Retype the material in full, keeping every word the same.

***** Data shown *****

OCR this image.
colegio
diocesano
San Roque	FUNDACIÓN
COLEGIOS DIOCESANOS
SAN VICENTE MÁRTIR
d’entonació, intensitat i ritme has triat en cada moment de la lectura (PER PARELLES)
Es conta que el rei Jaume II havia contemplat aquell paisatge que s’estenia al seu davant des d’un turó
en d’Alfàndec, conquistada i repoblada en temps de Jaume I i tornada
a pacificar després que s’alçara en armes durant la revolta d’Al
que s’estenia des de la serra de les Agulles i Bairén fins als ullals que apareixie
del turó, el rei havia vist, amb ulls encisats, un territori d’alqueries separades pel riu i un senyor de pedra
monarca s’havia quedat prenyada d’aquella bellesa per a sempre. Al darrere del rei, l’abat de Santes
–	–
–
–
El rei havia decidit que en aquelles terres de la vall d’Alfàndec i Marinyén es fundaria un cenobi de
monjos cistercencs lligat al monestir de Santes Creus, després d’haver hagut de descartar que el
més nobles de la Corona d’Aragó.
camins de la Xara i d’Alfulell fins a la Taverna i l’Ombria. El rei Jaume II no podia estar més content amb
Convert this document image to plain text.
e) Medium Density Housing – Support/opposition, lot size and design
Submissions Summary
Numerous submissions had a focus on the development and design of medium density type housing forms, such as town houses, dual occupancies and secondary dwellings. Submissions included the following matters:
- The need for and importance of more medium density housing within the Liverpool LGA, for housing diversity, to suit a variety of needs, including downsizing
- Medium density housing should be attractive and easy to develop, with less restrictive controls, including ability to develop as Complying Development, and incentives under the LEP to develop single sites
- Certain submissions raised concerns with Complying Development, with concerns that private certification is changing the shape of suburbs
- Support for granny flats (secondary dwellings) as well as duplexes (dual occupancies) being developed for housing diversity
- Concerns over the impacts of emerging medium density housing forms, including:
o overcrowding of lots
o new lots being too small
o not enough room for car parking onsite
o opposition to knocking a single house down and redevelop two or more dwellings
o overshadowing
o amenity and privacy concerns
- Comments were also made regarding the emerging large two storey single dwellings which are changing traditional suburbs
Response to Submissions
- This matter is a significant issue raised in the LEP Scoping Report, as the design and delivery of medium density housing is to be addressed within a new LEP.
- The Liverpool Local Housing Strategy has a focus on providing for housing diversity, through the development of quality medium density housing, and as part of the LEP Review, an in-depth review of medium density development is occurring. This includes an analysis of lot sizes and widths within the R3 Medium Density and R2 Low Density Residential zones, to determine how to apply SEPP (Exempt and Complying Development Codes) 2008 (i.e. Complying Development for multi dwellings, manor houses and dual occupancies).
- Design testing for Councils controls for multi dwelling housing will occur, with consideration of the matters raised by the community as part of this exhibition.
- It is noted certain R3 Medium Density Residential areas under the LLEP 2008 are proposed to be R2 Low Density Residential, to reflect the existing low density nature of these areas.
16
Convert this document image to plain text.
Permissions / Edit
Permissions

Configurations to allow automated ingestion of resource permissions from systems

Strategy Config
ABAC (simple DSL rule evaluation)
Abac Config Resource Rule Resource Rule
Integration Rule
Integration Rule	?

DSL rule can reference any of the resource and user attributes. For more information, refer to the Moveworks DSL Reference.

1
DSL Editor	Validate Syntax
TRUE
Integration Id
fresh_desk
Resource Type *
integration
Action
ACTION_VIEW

*****

Response to this task:
OCR this image.
colegio
diocesano
San Roque	FUNDACIÓN
COLEGIOS DIOCESANOS
SAN VICENTE MÁRTIR
d’entonació, intensitat i ritme has triat en cada moment de la lectura (PER PARELLES)
Es conta que el rei Jaume II havia contemplat aquell paisatge que s’estenia al seu davant des d’un turó
en d’Alfàndec, conquistada i repoblada en temps de Jaume I i tornada
a pacificar després que s’alçara en armes durant la revolta d’Al
que s’estenia des de la serra de les Agulles i Bairén fins als ullals que apareixie
del turó, el rei havia vist, amb ulls encisats, un territori d’alqueries separades pel riu i un senyor de pedra
monarca s’havia quedat prenyada d’aquella bellesa per a sempre. Al darrere del rei, l’abat de Santes
–	–
–
–
El rei havia decidit que en aquelles terres de la vall d’Alfàndec i Marinyén es fundaria un cenobi de
monjos cistercencs lligat al monestir de Santes Creus, després d’haver hagut de descartar que el
més nobles de la Corona d’Aragó.
camins de la Xara i d’Alfulell fins a la Taverna i l’Ombria. El rei Jaume II no podia estar més content amb
Convert this document image to plain text.
e) Medium Density Housing – Support/opposition, lot size and design
Submissions Summary
Numerous submissions had a focus on the development and design of medium density type housing forms, such as town houses, dual occupancies and secondary dwellings. Submissions included the following matters:
- The need for and importance of more medium density housing within the Liverpool LGA, for housing diversity, to suit a variety of needs, including downsizing
- Medium density housing should be attractive and easy to develop, with less restrictive controls, including ability to develop as Complying Development, and incentives under the LEP to develop single sites
- Certain submissions raised concerns with Complying Development, with concerns that private certification is changing the shape of suburbs
- Support for granny flats (secondary dwellings) as well as duplexes (dual occupancies) being developed for housing diversity
- Concerns over the impacts of emerging medium density housing forms, including:
o overcrowding of lots
o new lots being too small
o not enough room for car parking onsite
o opposition to knocking a single house down and redevelop two or more dwellings
o overshadowing
o amenity and privacy concerns
- Comments were also made regarding the emerging large two storey single dwellings which are changing traditional suburbs
Response to Submissions
- This matter is a significant issue raised in the LEP Scoping Report, as the design and delivery of medium density housing is to be addressed within a new LEP.
- The Liverpool Local Housing Strategy has a focus on providing for housing diversity, through the development of quality medium density housing, and as part of the LEP Review, an in-depth review of medium density development is occurring. This includes an analysis of lot sizes and widths within the R3 Medium Density and R2 Low Density Residential zones, to determine how to apply SEPP (Exempt and Complying Development Codes) 2008 (i.e. Complying Development for multi dwellings, manor houses and dual occupancies).
- Design testing for Councils controls for multi dwelling housing will occur, with consideration of the matters raised by the community as part of this exhibition.
- It is noted certain R3 Medium Density Residential areas under the LLEP 2008 are proposed to be R2 Low Density Residential, to reflect the existing low density nature of these areas.
16
Convert this document image to plain text.
Permissions / Edit
Permissions

Configurations to allow automated ingestion of resource permissions from systems

Strategy Config
ABAC (simple DSL rule evaluation)
Abac Config Resource Rule Resource Rule
Integration Rule
Integration Rule	?

DSL rule can reference any of the resource and user attributes. For more information, refer to the Moveworks DSL Reference.

1
DSL Editor	Validate Syntax
TRUE
Integration Id
fresh_desk
Resource Type *
integration
Action
ACTION_VIEW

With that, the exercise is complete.